=== Requirements ===
Could you write out every record below exactly, leaving out any pictures?

=== Given entries ===
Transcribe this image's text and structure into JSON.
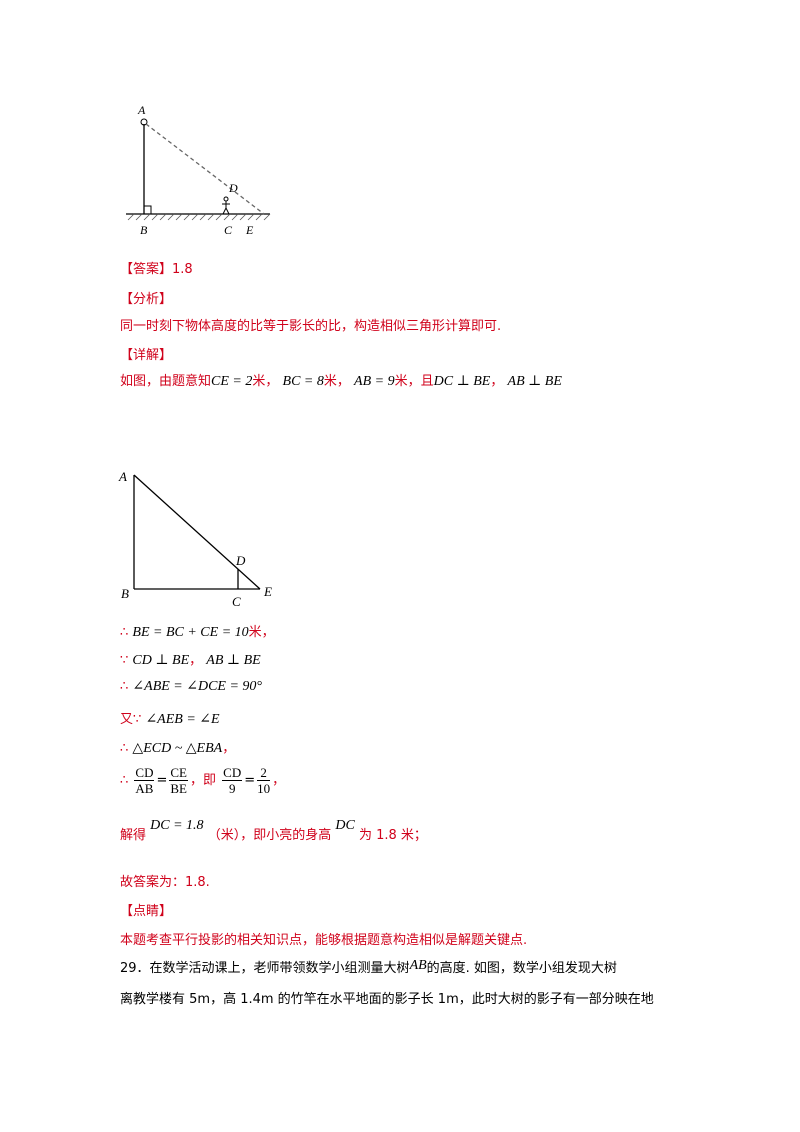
{
  "figure1": {
    "labels": {
      "A": "A",
      "B": "B",
      "C": "C",
      "D": "D",
      "E": "E"
    }
  },
  "answer": {
    "tag": "【答案】",
    "value": "1.8"
  },
  "analysis": {
    "tag": "【分析】",
    "text": "同一时刻下物体高度的比等于影长的比，构造相似三角形计算即可."
  },
  "detail": {
    "tag": "【详解】",
    "intro": "如图，由题意知",
    "ce": "CE = 2",
    "unit": "米",
    "sep": "，",
    "bc": "BC = 8",
    "ab": "AB = 9",
    "and": "，且",
    "dc_perp": "DC ⊥ BE",
    "ab_perp": "AB ⊥ BE"
  },
  "figure2": {
    "labels": {
      "A": "A",
      "B": "B",
      "C": "C",
      "D": "D",
      "E": "E"
    }
  },
  "proof": {
    "therefore": "∴",
    "because": "∵",
    "also": "又",
    "line1": "BE = BC + CE = 10",
    "line1_unit": "米，",
    "line2a": "CD ⊥ BE",
    "line2b": "AB ⊥ BE",
    "line3": "∠ABE = ∠DCE = 90°",
    "line4": "∠AEB = ∠E",
    "line5": "△ECD ~ △EBA",
    "line5_tail": "，",
    "frac1_num": "CD",
    "frac1_den": "AB",
    "frac2_num": "CE",
    "frac2_den": "BE",
    "mid": "，即",
    "frac3_num": "CD",
    "frac3_den": "9",
    "frac4_num": "2",
    "frac4_den": "10",
    "eq": "=",
    "tail": "，",
    "solve_prefix": "解得",
    "solve_math": "DC = 1.8",
    "solve_mid": "（米），即小亮的身高",
    "solve_dc": "DC",
    "solve_suffix": "为 1.8 米；"
  },
  "final": {
    "text": "故答案为：1.8."
  },
  "comment": {
    "tag": "【点睛】",
    "text": "本题考查平行投影的相关知识点，能够根据题意构造相似是解题关键点."
  },
  "question29": {
    "number": "29．",
    "line1_a": "在数学活动课上，老师带领数学小组测量大树",
    "line1_ab": "AB",
    "line1_b": "的高度. 如图，数学小组发现大树",
    "line2": "离教学楼有 5m，高 1.4m 的竹竿在水平地面的影子长 1m，此时大树的影子有一部分映在地"
  }
}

=== The solution ===
Transcribe this image's text and structure into JSON.
{
  "figure1": {
    "labels": {
      "A": "A",
      "B": "B",
      "C": "C",
      "D": "D",
      "E": "E"
    }
  },
  "answer": {
    "tag": "【答案】",
    "value": "1.8"
  },
  "analysis": {
    "tag": "【分析】",
    "text": "同一时刻下物体高度的比等于影长的比，构造相似三角形计算即可."
  },
  "detail": {
    "tag": "【详解】",
    "intro": "如图，由题意知",
    "ce": "CE = 2",
    "unit": "米",
    "sep": "，",
    "bc": "BC = 8",
    "ab": "AB = 9",
    "and": "，且",
    "dc_perp": "DC ⊥ BE",
    "ab_perp": "AB ⊥ BE"
  },
  "figure2": {
    "labels": {
      "A": "A",
      "B": "B",
      "C": "C",
      "D": "D",
      "E": "E"
    }
  },
  "proof": {
    "therefore": "∴",
    "because": "∵",
    "also": "又",
    "line1": "BE = BC + CE = 10",
    "line1_unit": "米，",
    "line2a": "CD ⊥ BE",
    "line2b": "AB ⊥ BE",
    "line3": "∠ABE = ∠DCE = 90°",
    "line4": "∠AEB = ∠E",
    "line5": "△ECD ~ △EBA",
    "line5_tail": "，",
    "frac1_num": "CD",
    "frac1_den": "AB",
    "frac2_num": "CE",
    "frac2_den": "BE",
    "mid": "，即",
    "frac3_num": "CD",
    "frac3_den": "9",
    "frac4_num": "2",
    "frac4_den": "10",
    "eq": "=",
    "tail": "，",
    "solve_prefix": "解得",
    "solve_math": "DC = 1.8",
    "solve_mid": "（米），即小亮的身高",
    "solve_dc": "DC",
    "solve_suffix": "为 1.8 米；"
  },
  "final": {
    "text": "故答案为：1.8."
  },
  "comment": {
    "tag": "【点睛】",
    "text": "本题考查平行投影的相关知识点，能够根据题意构造相似是解题关键点."
  },
  "question29": {
    "number": "29．",
    "line1_a": "在数学活动课上，老师带领数学小组测量大树",
    "line1_ab": "AB",
    "line1_b": "的高度. 如图，数学小组发现大树",
    "line2": "离教学楼有 5m，高 1.4m 的竹竿在水平地面的影子长 1m，此时大树的影子有一部分映在地"
  }
}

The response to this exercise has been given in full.